** START RECORDS SHOWN **

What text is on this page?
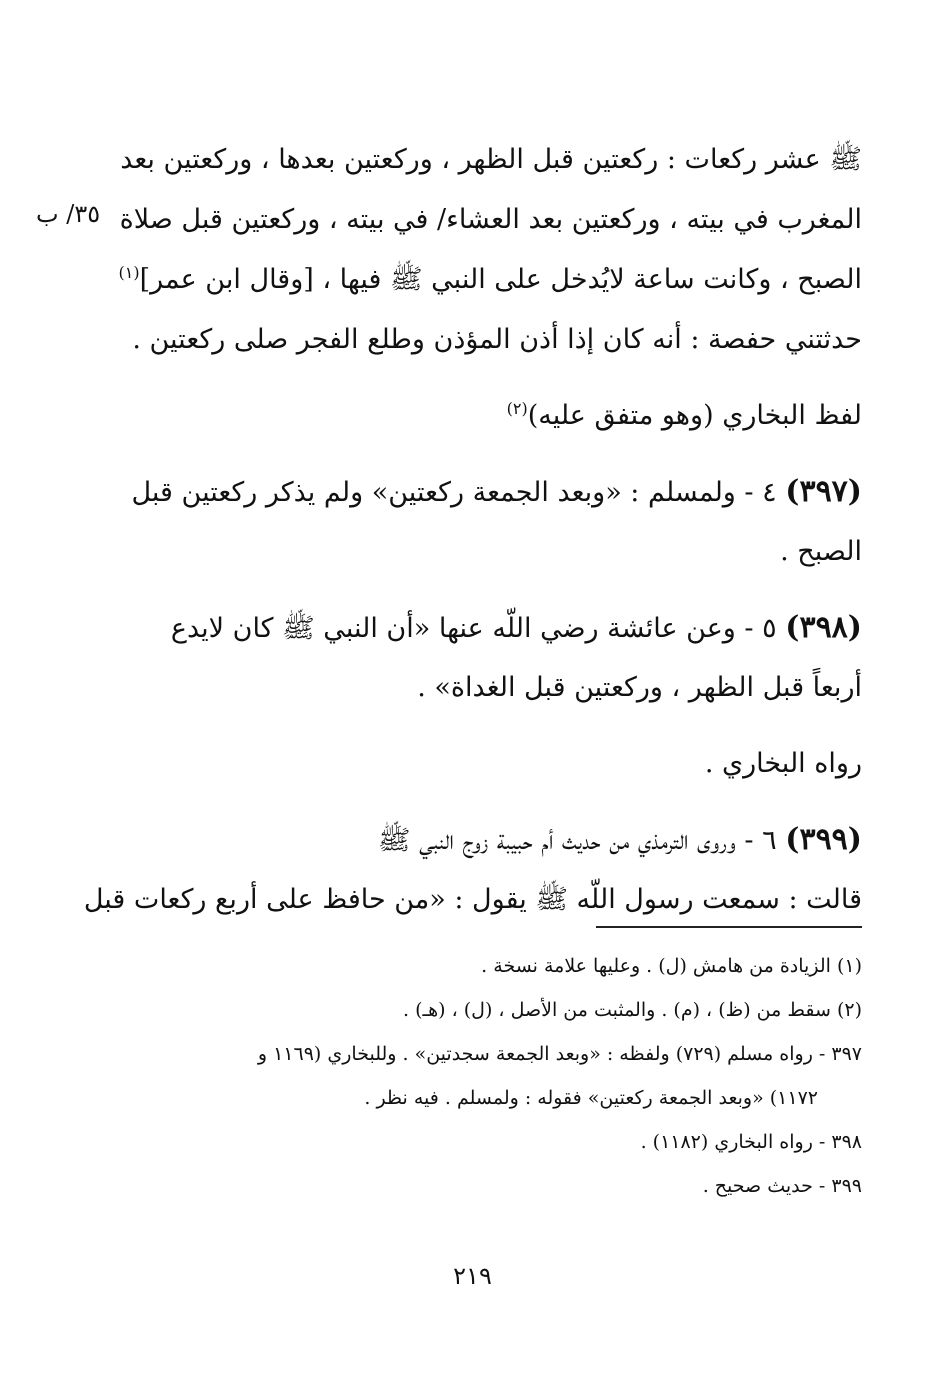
٣٥/ ب
ﷺ عشر ركعات : ركعتين قبل الظهر ، وركعتين بعدها ، وركعتين بعد
المغرب في بيته ، وركعتين بعد العشاء/ في بيته ، وركعتين قبل صلاة
الصبح ، وكانت ساعة لايُدخل على النبي ﷺ فيها ، [وقال ابن عمر]$^{(١)}$
حدثتني حفصة : أنه كان إذا أذن المؤذن وطلع الفجر صلى ركعتين .
لفظ البخاري (وهو متفق عليه)$^{(٢)}$
(٣٩٧) ٤ - ولمسلم : «وبعد الجمعة ركعتين» ولم يذكر ركعتين قبل
الصبح .
(٣٩٨) ٥ - وعن عائشة رضي اللّه عنها «أن النبي ﷺ كان لايدع
أربعاً قبل الظهر ، وركعتين قبل الغداة» .
رواه البخاري .
(٣٩٩) ٦ - وروى الترمذي من حديث أم حبيبة زوج النبي ﷺ
قالت : سمعت رسول اللّه ﷺ يقول : «من حافظ على أربع ركعات قبل
(١) الزيادة من هامش (ل) . وعليها علامة نسخة .
(٢) سقط من (ظ) ، (م) . والمثبت من الأصل ، (ل) ، (هـ) .
٣٩٧ - رواه مسلم (٧٢٩) ولفظه : «وبعد الجمعة سجدتين» . وللبخاري (١١٦٩ و
١١٧٢) «وبعد الجمعة ركعتين» فقوله : ولمسلم . فيه نظر .
٣٩٨ - رواه البخاري (١١٨٢) .
٣٩٩ - حديث صحيح .
٢١٩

** END RECORDS SHOWN **

WORK REQUIRED » Reproduce all the entries that precede this task, word for word, minus any pictures.

WORKED ANSWER »
What text is on this page?
٣٥/ ب
ﷺ عشر ركعات : ركعتين قبل الظهر ، وركعتين بعدها ، وركعتين بعد
المغرب في بيته ، وركعتين بعد العشاء/ في بيته ، وركعتين قبل صلاة
الصبح ، وكانت ساعة لايُدخل على النبي ﷺ فيها ، [وقال ابن عمر]$^{(١)}$
حدثتني حفصة : أنه كان إذا أذن المؤذن وطلع الفجر صلى ركعتين .
لفظ البخاري (وهو متفق عليه)$^{(٢)}$
(٣٩٧) ٤ - ولمسلم : «وبعد الجمعة ركعتين» ولم يذكر ركعتين قبل
الصبح .
(٣٩٨) ٥ - وعن عائشة رضي اللّه عنها «أن النبي ﷺ كان لايدع
أربعاً قبل الظهر ، وركعتين قبل الغداة» .
رواه البخاري .
(٣٩٩) ٦ - وروى الترمذي من حديث أم حبيبة زوج النبي ﷺ
قالت : سمعت رسول اللّه ﷺ يقول : «من حافظ على أربع ركعات قبل
(١) الزيادة من هامش (ل) . وعليها علامة نسخة .
(٢) سقط من (ظ) ، (م) . والمثبت من الأصل ، (ل) ، (هـ) .
٣٩٧ - رواه مسلم (٧٢٩) ولفظه : «وبعد الجمعة سجدتين» . وللبخاري (١١٦٩ و
١١٧٢) «وبعد الجمعة ركعتين» فقوله : ولمسلم . فيه نظر .
٣٩٨ - رواه البخاري (١١٨٢) .
٣٩٩ - حديث صحيح .
٢١٩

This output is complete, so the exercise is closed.